START
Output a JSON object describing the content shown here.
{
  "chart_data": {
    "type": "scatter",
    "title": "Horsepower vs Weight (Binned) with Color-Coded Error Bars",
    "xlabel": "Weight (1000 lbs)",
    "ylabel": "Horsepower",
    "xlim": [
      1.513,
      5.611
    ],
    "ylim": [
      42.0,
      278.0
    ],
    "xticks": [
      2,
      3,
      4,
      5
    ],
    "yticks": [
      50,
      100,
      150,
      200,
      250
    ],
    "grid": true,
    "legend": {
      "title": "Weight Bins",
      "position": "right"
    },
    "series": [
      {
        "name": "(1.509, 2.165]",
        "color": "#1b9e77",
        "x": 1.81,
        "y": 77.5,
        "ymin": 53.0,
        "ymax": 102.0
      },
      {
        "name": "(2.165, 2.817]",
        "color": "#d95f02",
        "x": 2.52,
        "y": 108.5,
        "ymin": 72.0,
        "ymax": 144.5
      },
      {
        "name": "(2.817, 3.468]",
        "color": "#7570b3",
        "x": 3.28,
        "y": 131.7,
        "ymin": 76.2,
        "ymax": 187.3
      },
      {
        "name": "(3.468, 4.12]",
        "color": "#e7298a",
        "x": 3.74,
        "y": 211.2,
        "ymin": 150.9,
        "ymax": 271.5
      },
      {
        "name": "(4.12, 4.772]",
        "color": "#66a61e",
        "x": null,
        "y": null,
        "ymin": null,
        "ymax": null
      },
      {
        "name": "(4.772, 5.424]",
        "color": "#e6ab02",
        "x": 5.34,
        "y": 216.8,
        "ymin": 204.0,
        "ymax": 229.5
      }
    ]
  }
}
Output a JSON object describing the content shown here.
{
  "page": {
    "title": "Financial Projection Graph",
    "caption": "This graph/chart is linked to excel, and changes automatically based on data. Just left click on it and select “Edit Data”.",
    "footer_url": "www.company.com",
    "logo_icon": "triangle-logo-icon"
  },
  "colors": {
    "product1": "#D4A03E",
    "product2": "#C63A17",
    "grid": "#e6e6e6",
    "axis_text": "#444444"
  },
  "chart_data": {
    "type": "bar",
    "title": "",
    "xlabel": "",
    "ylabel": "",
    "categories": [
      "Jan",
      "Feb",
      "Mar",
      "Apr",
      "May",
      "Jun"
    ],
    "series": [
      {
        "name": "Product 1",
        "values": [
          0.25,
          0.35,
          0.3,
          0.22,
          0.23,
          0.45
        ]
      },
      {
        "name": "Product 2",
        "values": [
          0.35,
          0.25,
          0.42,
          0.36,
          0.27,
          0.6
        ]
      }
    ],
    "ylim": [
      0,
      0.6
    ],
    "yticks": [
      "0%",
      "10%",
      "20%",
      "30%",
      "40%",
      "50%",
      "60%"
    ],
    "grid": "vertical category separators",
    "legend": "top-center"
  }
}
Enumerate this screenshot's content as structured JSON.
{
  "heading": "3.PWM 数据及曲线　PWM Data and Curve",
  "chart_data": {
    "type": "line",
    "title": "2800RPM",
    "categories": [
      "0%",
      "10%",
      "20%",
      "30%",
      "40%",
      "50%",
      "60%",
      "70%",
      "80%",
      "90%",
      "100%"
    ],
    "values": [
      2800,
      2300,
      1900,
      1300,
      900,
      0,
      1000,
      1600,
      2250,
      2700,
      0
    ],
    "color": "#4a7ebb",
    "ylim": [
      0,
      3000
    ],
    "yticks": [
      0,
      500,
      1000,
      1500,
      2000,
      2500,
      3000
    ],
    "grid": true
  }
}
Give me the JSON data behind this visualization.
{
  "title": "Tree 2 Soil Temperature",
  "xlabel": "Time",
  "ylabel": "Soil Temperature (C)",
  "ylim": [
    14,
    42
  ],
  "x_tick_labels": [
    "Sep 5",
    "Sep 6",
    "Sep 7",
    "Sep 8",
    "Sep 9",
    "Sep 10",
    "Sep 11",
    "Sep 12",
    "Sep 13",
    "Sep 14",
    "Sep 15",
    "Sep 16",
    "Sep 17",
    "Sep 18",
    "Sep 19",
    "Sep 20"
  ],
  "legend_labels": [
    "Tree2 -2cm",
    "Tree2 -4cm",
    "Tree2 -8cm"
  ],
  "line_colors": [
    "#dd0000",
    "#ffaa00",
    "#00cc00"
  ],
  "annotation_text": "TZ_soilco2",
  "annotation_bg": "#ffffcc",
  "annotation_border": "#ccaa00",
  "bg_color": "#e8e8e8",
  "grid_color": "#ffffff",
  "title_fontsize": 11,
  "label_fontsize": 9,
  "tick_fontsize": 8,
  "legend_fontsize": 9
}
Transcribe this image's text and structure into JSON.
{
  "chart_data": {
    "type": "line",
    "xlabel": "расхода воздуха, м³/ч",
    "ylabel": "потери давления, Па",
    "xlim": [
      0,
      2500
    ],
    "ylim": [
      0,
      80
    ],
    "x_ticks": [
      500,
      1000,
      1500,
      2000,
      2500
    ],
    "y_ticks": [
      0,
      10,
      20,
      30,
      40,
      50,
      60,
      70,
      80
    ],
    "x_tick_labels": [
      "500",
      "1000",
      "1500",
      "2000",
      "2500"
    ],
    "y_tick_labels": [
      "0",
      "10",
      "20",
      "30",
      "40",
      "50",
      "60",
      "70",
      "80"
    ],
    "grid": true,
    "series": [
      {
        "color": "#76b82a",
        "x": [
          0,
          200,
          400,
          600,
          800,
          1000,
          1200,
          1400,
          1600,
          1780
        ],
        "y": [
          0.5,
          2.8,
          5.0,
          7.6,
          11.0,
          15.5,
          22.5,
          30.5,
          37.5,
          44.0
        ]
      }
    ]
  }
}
END
_REQUIRED TASK:_
Identify each line in the entries with the word "JSON" and copy it.

_TASK ANSWER:_
Output a JSON object describing the content shown here.
Output a JSON object describing the content shown here.
Enumerate this screenshot's content as structured JSON.
Give me the JSON data behind this visualization.
Transcribe this image's text and structure into JSON.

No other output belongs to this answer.